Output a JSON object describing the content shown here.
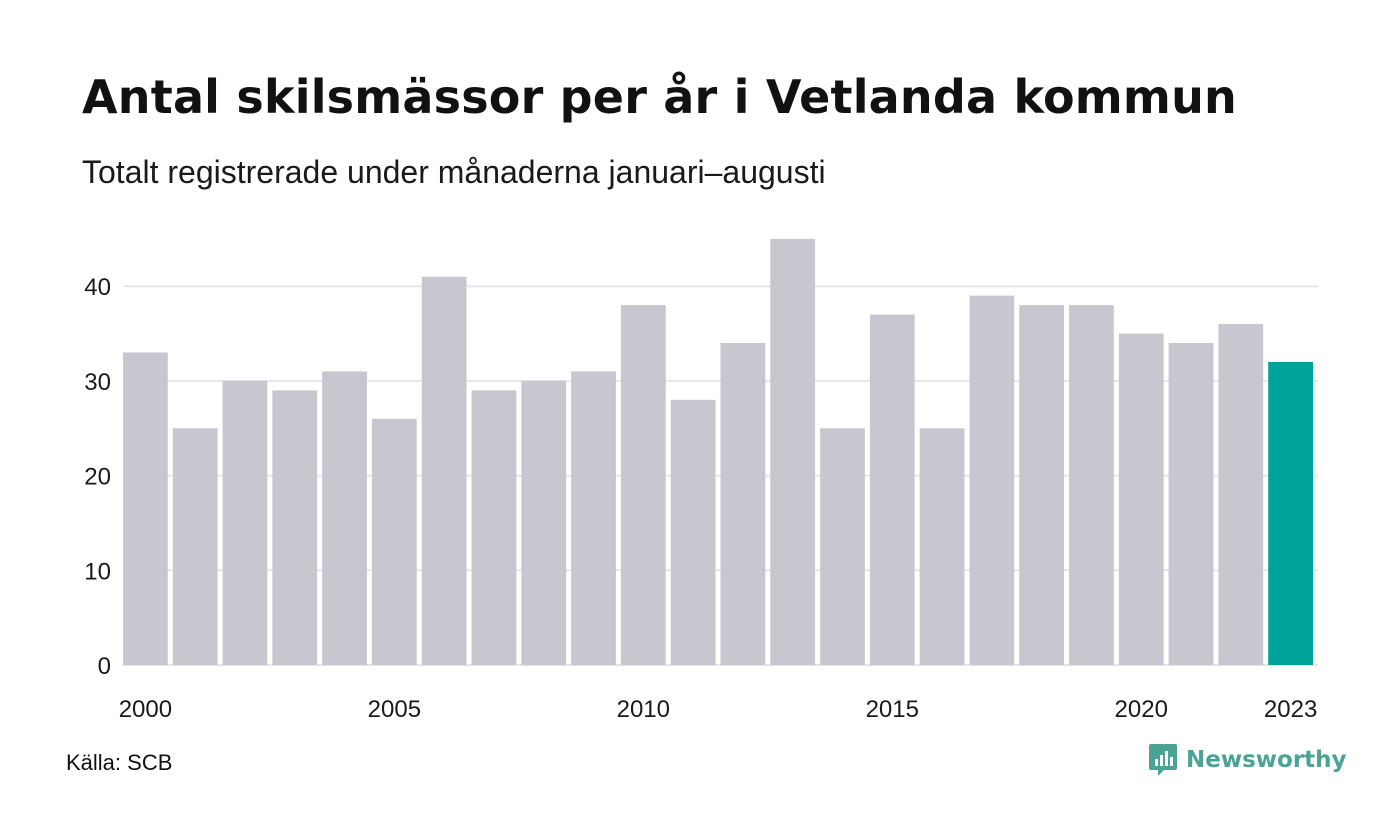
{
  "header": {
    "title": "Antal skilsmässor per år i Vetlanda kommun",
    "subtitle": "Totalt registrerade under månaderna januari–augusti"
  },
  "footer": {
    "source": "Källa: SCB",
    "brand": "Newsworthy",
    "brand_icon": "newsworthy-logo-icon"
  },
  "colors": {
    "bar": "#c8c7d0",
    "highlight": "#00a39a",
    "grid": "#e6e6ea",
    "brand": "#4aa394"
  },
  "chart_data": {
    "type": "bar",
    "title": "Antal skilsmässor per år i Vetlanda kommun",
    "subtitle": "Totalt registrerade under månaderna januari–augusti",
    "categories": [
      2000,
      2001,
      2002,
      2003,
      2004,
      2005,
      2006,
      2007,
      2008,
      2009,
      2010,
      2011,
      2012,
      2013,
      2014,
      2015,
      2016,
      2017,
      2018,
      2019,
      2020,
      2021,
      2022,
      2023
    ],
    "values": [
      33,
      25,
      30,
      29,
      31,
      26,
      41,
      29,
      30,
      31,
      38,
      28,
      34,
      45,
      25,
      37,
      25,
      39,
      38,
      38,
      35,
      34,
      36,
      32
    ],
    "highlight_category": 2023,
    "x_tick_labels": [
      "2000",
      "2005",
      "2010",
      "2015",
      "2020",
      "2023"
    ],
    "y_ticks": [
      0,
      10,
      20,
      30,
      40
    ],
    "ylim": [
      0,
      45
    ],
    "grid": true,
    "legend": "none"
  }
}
* * *
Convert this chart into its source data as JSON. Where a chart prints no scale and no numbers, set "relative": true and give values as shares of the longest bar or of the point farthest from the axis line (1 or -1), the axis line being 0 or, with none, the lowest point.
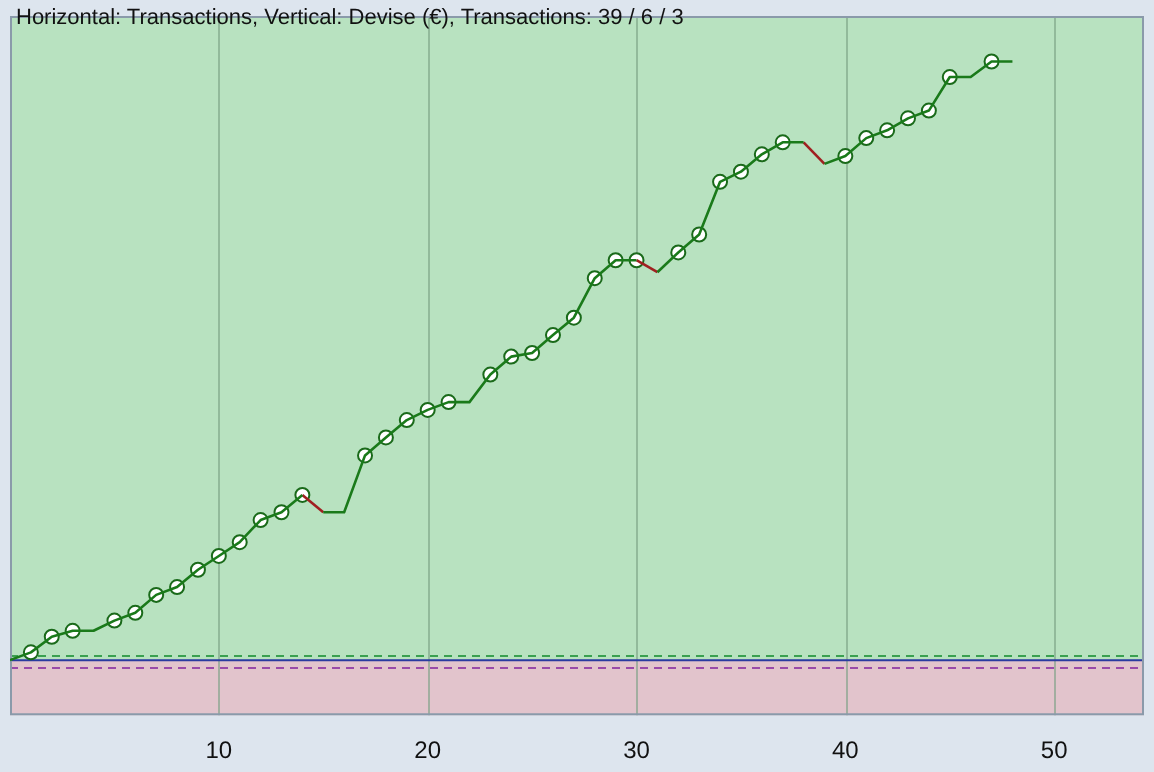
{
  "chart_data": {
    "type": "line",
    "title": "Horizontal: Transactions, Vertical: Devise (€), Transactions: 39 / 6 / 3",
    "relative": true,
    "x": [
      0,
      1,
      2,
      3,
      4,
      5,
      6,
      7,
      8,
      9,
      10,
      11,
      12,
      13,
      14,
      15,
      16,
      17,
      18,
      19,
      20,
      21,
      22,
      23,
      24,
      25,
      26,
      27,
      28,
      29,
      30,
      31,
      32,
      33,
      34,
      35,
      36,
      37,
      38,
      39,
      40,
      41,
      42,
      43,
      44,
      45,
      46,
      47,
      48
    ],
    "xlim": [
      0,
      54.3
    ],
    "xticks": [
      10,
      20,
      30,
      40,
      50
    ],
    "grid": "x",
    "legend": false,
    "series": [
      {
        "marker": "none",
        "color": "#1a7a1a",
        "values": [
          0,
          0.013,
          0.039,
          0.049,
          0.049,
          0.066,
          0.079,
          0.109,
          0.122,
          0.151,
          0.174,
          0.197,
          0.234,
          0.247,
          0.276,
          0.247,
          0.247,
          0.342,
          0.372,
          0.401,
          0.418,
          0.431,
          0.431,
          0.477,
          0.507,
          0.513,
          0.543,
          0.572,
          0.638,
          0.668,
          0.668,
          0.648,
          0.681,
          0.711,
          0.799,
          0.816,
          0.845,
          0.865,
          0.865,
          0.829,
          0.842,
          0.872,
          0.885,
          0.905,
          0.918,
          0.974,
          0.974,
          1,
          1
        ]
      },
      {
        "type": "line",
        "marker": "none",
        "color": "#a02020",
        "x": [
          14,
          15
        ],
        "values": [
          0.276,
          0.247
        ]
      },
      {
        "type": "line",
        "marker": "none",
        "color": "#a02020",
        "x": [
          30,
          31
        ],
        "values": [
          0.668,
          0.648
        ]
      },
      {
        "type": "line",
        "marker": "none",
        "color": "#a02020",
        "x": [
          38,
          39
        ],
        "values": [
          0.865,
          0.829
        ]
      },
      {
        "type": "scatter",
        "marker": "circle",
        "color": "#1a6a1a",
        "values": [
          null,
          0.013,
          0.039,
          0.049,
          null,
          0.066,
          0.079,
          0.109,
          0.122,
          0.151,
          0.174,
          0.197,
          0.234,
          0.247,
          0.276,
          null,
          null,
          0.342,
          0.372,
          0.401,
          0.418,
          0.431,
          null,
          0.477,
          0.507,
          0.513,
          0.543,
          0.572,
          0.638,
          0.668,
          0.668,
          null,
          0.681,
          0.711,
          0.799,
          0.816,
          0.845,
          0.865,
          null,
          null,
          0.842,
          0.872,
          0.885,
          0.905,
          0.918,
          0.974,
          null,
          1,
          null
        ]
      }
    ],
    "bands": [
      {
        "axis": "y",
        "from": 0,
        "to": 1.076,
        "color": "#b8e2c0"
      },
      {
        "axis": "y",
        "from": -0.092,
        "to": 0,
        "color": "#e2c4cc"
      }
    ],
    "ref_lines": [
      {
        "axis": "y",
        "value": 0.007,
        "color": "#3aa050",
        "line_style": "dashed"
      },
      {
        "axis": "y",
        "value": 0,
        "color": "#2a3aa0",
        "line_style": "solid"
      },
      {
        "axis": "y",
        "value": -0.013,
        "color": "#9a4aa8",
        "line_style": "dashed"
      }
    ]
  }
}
* * *
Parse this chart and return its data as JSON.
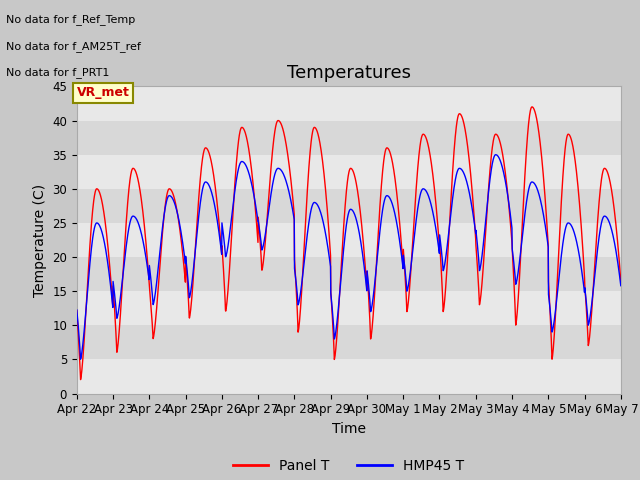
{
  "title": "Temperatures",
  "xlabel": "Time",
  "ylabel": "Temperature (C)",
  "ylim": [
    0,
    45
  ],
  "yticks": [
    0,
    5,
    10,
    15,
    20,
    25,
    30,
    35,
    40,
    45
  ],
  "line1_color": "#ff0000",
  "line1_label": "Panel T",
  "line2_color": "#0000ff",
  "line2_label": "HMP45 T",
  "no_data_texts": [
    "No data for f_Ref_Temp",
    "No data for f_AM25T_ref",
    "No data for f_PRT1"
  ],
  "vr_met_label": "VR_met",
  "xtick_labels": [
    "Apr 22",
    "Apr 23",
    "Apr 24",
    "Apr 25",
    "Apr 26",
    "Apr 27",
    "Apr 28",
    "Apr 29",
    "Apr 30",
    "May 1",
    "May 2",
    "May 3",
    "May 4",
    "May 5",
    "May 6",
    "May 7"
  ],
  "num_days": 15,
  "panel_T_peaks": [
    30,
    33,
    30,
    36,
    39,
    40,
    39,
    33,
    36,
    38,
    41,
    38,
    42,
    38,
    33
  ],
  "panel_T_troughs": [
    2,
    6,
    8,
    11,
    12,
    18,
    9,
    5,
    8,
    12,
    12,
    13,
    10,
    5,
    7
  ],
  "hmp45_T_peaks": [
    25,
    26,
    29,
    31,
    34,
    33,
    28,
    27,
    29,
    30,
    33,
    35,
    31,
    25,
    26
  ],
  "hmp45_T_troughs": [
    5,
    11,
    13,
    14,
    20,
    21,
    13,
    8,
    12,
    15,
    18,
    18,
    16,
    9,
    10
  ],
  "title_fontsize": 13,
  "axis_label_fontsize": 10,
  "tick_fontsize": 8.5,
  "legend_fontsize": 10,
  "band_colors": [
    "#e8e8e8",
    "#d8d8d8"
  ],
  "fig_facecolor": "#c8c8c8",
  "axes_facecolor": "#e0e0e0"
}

=== TASK DESCRIPTION ===
Copy out each line in the listing that has the word "månaderna".

=== EXERCISE ANSWER ===
    "subtitle": "Totalt registrerade under månaderna januari–augusti"
    "subtitle": "Totalt registrerade under månaderna januari–augusti",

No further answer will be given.